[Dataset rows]
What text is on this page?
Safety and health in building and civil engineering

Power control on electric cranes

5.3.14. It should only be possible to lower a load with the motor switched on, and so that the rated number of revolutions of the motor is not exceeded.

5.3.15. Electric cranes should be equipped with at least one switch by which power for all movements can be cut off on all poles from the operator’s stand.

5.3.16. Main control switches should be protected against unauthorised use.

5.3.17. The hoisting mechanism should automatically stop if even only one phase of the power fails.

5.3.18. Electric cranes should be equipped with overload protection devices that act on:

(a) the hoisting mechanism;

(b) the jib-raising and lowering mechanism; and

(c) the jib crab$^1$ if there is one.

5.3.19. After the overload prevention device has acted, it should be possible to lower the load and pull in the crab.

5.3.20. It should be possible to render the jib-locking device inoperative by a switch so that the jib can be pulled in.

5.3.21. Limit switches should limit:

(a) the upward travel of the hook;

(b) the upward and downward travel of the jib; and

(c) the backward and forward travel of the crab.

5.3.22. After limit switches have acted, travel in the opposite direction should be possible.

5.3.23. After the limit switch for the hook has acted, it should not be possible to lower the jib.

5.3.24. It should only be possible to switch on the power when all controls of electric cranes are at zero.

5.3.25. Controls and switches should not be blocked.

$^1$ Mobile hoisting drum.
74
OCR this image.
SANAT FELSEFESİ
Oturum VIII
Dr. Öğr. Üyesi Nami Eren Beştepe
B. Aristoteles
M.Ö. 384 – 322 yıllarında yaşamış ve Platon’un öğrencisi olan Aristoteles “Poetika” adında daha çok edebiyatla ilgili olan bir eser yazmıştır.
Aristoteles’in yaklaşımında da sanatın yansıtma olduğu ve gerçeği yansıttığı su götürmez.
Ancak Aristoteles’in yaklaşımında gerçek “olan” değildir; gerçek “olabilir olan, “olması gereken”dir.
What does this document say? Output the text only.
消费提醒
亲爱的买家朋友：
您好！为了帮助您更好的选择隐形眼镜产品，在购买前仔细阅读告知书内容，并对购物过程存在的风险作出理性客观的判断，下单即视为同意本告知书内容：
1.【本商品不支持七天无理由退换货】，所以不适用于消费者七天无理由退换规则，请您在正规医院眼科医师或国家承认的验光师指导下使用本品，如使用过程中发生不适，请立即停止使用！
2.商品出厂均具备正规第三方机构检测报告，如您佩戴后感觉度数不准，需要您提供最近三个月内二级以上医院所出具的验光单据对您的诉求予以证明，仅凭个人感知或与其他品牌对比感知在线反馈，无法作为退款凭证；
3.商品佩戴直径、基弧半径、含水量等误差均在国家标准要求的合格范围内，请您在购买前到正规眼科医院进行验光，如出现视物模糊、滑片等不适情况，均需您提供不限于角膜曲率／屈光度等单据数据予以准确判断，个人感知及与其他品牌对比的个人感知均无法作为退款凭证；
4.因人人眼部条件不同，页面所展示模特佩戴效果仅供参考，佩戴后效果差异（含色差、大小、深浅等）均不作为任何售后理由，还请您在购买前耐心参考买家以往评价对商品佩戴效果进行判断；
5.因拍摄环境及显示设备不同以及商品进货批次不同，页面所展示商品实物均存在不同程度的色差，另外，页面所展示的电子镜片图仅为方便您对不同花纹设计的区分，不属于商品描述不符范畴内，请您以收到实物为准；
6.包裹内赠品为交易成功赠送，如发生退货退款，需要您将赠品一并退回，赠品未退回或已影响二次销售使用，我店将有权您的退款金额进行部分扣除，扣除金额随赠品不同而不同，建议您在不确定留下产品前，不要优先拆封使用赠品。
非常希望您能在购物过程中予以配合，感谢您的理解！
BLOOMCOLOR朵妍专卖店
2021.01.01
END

**Task goal:** Copy out all of the data exactly, leaving nothing out.

**The solution:**
What text is on this page?
Safety and health in building and civil engineering

Power control on electric cranes

5.3.14. It should only be possible to lower a load with the motor switched on, and so that the rated number of revolutions of the motor is not exceeded.

5.3.15. Electric cranes should be equipped with at least one switch by which power for all movements can be cut off on all poles from the operator’s stand.

5.3.16. Main control switches should be protected against unauthorised use.

5.3.17. The hoisting mechanism should automatically stop if even only one phase of the power fails.

5.3.18. Electric cranes should be equipped with overload protection devices that act on:

(a) the hoisting mechanism;

(b) the jib-raising and lowering mechanism; and

(c) the jib crab$^1$ if there is one.

5.3.19. After the overload prevention device has acted, it should be possible to lower the load and pull in the crab.

5.3.20. It should be possible to render the jib-locking device inoperative by a switch so that the jib can be pulled in.

5.3.21. Limit switches should limit:

(a) the upward travel of the hook;

(b) the upward and downward travel of the jib; and

(c) the backward and forward travel of the crab.

5.3.22. After limit switches have acted, travel in the opposite direction should be possible.

5.3.23. After the limit switch for the hook has acted, it should not be possible to lower the jib.

5.3.24. It should only be possible to switch on the power when all controls of electric cranes are at zero.

5.3.25. Controls and switches should not be blocked.

$^1$ Mobile hoisting drum.
74
OCR this image.
SANAT FELSEFESİ
Oturum VIII
Dr. Öğr. Üyesi Nami Eren Beştepe
B. Aristoteles
M.Ö. 384 – 322 yıllarında yaşamış ve Platon’un öğrencisi olan Aristoteles “Poetika” adında daha çok edebiyatla ilgili olan bir eser yazmıştır.
Aristoteles’in yaklaşımında da sanatın yansıtma olduğu ve gerçeği yansıttığı su götürmez.
Ancak Aristoteles’in yaklaşımında gerçek “olan” değildir; gerçek “olabilir olan, “olması gereken”dir.
What does this document say? Output the text only.
消费提醒
亲爱的买家朋友：
您好！为了帮助您更好的选择隐形眼镜产品，在购买前仔细阅读告知书内容，并对购物过程存在的风险作出理性客观的判断，下单即视为同意本告知书内容：
1.【本商品不支持七天无理由退换货】，所以不适用于消费者七天无理由退换规则，请您在正规医院眼科医师或国家承认的验光师指导下使用本品，如使用过程中发生不适，请立即停止使用！
2.商品出厂均具备正规第三方机构检测报告，如您佩戴后感觉度数不准，需要您提供最近三个月内二级以上医院所出具的验光单据对您的诉求予以证明，仅凭个人感知或与其他品牌对比感知在线反馈，无法作为退款凭证；
3.商品佩戴直径、基弧半径、含水量等误差均在国家标准要求的合格范围内，请您在购买前到正规眼科医院进行验光，如出现视物模糊、滑片等不适情况，均需您提供不限于角膜曲率／屈光度等单据数据予以准确判断，个人感知及与其他品牌对比的个人感知均无法作为退款凭证；
4.因人人眼部条件不同，页面所展示模特佩戴效果仅供参考，佩戴后效果差异（含色差、大小、深浅等）均不作为任何售后理由，还请您在购买前耐心参考买家以往评价对商品佩戴效果进行判断；
5.因拍摄环境及显示设备不同以及商品进货批次不同，页面所展示商品实物均存在不同程度的色差，另外，页面所展示的电子镜片图仅为方便您对不同花纹设计的区分，不属于商品描述不符范畴内，请您以收到实物为准；
6.包裹内赠品为交易成功赠送，如发生退货退款，需要您将赠品一并退回，赠品未退回或已影响二次销售使用，我店将有权您的退款金额进行部分扣除，扣除金额随赠品不同而不同，建议您在不确定留下产品前，不要优先拆封使用赠品。
非常希望您能在购物过程中予以配合，感谢您的理解！
BLOOMCOLOR朵妍专卖店
2021.01.01
END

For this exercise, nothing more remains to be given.